EXERCISE TASK:
Report how many lines in the items below contain the string "July". Give only the number.

Region boundary data
--- Start ---
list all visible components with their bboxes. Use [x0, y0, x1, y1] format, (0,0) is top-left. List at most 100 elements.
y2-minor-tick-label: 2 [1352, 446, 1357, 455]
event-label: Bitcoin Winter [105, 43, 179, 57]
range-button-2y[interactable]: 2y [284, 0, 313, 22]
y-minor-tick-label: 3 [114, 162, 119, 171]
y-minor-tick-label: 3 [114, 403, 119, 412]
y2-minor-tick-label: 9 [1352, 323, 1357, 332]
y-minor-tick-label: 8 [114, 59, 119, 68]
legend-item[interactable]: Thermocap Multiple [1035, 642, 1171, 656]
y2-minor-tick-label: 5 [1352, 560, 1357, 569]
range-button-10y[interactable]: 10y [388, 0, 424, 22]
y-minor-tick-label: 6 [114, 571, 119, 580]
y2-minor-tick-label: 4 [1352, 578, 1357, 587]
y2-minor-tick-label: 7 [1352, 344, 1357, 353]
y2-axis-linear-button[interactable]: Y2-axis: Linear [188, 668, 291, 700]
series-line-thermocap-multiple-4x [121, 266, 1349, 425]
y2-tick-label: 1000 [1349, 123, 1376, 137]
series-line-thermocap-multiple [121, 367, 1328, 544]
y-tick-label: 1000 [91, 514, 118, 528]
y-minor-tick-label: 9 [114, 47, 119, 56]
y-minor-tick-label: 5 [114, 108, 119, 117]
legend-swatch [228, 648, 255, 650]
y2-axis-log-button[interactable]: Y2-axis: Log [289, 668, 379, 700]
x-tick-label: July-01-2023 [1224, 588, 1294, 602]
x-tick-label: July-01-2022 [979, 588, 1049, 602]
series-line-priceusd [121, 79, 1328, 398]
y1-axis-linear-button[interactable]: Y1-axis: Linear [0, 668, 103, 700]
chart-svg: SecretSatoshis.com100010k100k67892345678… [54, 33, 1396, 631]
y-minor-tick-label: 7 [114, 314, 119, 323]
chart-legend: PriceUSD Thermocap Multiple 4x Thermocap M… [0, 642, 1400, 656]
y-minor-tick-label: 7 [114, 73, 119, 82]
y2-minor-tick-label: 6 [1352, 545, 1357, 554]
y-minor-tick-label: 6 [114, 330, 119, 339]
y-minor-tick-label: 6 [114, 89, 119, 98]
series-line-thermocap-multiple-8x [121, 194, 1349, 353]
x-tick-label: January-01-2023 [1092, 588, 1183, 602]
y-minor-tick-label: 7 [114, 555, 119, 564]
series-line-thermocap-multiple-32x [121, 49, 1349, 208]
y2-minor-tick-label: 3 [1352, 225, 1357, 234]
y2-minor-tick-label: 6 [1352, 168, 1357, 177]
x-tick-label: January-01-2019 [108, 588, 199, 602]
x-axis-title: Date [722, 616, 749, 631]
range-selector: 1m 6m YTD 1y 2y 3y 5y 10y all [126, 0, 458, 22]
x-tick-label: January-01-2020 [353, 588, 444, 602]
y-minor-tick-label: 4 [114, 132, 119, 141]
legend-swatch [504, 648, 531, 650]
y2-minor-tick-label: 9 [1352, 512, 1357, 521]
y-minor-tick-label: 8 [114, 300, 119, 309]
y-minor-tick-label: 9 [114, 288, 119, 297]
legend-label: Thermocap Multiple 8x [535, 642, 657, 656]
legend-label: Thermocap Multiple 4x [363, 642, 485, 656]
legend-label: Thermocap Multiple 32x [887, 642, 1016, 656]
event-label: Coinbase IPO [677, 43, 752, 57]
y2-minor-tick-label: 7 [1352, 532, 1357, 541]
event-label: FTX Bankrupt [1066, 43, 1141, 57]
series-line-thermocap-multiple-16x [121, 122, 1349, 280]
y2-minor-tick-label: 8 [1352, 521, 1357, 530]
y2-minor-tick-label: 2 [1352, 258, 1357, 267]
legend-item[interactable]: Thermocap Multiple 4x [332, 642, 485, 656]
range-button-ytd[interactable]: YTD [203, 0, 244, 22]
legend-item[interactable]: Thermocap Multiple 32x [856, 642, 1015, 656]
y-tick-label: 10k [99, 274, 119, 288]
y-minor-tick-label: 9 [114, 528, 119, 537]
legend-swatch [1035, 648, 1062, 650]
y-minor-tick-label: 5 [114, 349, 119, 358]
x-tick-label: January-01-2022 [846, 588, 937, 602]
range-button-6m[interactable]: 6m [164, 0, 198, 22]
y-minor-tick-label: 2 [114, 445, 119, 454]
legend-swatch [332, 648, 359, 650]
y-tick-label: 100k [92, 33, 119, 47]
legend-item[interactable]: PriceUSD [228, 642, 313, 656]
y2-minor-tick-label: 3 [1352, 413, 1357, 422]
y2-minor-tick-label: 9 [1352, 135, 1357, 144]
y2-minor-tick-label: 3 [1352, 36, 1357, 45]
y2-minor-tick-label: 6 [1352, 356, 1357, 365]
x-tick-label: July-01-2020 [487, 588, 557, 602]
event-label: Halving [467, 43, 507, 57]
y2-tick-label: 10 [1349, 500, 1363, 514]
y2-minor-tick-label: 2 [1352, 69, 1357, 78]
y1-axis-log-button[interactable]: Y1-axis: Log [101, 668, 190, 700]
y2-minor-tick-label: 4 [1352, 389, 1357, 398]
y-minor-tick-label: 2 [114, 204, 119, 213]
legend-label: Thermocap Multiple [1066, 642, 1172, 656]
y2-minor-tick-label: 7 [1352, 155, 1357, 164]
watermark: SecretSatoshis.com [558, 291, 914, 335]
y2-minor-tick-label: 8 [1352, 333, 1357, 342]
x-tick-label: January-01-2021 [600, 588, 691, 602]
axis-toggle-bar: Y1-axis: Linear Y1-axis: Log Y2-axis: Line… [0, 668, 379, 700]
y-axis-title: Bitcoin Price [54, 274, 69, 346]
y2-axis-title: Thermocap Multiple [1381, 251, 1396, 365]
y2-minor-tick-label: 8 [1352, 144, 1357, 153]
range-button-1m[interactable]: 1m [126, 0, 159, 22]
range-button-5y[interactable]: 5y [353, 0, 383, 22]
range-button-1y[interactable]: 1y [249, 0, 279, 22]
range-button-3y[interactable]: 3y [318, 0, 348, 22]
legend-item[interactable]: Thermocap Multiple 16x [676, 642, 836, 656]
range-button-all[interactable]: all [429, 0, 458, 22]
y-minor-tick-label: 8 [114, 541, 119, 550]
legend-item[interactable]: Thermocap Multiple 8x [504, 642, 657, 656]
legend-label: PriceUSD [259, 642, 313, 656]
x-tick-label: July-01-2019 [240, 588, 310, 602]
--- End ---
OUTPUT FOR THIS TASK:
4